## WHAT YOU ARE ASKED TO DO
Filter the entries down to the lines holding "header", then copy those lines.

- Opening Delimiter -

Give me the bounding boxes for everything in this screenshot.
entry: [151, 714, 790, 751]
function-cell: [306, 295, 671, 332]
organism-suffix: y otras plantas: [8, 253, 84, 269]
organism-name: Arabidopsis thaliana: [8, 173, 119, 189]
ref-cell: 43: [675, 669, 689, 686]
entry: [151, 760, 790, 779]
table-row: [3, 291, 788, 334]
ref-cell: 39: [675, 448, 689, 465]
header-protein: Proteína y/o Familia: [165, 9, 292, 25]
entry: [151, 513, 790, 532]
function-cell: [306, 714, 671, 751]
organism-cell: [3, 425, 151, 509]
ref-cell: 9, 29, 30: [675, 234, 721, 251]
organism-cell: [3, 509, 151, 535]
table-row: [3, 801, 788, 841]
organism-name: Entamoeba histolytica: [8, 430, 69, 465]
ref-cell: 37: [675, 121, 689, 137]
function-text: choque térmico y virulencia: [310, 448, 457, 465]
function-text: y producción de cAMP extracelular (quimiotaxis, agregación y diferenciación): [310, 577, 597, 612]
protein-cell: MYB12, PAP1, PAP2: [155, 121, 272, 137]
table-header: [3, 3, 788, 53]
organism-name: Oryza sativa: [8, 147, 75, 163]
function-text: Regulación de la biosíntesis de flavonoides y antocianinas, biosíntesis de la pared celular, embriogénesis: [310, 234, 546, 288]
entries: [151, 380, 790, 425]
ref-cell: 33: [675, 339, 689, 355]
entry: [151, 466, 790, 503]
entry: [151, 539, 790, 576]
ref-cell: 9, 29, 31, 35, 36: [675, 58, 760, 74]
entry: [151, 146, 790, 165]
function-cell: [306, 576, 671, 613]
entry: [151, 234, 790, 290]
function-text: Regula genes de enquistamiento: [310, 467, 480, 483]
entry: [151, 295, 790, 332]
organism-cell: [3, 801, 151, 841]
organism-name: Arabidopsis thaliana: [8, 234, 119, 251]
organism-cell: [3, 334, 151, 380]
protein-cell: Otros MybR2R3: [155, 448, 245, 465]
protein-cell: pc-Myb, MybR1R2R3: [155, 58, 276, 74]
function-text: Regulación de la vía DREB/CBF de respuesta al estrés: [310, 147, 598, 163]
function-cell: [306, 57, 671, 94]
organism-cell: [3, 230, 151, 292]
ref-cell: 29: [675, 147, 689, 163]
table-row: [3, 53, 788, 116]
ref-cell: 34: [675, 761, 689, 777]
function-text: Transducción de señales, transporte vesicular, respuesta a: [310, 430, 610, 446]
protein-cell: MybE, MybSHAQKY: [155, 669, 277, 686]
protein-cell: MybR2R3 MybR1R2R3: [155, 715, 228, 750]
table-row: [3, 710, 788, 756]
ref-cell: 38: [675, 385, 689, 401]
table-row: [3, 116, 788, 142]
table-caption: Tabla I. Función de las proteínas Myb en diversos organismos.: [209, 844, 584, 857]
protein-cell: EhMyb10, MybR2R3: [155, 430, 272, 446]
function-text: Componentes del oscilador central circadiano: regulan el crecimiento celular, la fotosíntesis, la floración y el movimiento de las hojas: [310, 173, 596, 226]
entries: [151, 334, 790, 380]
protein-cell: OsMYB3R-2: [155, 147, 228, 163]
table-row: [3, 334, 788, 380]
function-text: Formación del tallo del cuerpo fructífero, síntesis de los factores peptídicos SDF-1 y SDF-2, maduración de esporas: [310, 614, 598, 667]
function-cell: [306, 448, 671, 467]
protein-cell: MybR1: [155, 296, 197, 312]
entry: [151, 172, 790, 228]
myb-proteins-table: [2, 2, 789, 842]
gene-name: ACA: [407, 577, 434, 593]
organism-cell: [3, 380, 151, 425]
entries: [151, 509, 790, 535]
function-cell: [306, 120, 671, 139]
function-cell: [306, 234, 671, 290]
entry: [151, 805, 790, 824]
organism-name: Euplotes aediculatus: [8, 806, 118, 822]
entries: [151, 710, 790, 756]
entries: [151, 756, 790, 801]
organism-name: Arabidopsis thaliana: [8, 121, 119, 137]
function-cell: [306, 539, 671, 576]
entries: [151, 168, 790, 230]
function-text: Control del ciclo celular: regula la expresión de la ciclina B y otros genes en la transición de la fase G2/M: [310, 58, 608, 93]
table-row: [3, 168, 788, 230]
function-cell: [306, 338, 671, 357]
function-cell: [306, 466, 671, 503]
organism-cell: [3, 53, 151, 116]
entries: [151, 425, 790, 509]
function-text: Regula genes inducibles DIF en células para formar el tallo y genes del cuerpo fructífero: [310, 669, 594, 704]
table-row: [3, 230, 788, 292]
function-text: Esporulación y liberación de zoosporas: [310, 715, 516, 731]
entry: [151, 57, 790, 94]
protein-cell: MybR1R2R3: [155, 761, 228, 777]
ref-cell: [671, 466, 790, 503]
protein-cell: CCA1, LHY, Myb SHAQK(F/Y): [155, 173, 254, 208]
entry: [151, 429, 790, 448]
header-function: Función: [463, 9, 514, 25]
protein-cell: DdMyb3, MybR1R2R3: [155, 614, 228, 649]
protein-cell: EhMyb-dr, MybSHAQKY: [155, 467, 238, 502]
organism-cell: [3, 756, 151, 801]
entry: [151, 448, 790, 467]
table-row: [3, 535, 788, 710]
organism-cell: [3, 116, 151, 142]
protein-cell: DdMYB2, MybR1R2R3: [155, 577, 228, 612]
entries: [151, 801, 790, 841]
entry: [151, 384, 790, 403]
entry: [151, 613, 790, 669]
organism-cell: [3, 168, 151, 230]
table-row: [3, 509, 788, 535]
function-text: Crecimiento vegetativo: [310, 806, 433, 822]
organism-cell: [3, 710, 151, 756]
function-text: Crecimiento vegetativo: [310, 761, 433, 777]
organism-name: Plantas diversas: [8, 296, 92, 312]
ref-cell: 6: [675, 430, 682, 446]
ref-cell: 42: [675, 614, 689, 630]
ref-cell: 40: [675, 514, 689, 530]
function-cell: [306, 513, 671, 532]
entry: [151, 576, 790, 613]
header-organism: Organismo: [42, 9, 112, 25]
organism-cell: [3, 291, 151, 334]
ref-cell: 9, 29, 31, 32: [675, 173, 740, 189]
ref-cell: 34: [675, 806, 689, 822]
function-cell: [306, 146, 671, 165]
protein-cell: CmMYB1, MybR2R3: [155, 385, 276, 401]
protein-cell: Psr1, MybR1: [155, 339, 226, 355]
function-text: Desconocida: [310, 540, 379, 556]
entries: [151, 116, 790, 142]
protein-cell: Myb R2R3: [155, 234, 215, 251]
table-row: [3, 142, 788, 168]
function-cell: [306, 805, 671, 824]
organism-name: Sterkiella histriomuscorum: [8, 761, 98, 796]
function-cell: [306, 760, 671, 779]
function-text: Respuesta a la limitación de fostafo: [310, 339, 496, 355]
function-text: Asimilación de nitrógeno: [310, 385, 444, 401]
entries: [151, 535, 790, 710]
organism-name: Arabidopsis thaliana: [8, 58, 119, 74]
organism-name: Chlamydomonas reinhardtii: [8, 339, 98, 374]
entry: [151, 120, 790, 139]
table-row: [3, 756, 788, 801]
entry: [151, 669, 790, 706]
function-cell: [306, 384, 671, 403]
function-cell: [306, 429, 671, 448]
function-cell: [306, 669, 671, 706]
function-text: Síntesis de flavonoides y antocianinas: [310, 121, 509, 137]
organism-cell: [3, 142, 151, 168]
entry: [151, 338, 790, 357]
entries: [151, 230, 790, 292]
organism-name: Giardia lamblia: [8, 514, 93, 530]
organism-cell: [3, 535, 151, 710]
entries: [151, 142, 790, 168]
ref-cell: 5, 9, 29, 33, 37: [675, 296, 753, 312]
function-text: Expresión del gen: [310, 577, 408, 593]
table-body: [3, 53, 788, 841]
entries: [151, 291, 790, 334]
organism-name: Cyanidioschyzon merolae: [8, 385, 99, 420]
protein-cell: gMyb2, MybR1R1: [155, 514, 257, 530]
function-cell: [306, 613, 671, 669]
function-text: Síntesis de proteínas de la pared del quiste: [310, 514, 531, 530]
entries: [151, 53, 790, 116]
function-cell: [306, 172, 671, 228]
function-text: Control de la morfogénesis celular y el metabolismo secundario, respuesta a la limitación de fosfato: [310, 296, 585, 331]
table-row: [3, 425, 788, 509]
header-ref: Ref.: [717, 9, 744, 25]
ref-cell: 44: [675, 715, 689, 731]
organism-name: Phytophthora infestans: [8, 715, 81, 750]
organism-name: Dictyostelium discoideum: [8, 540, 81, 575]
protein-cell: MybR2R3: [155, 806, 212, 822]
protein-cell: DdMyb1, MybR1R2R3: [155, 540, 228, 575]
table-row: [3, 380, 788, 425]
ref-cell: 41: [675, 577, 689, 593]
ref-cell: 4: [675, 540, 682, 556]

- Closing Delimiter -

## WRITTEN RESPONSE
header-protein: Proteína y/o Familia: [165, 9, 292, 25]
table-header: [3, 3, 788, 53]
header-function: Función: [463, 9, 514, 25]
header-organism: Organismo: [42, 9, 112, 25]
header-ref: Ref.: [717, 9, 744, 25]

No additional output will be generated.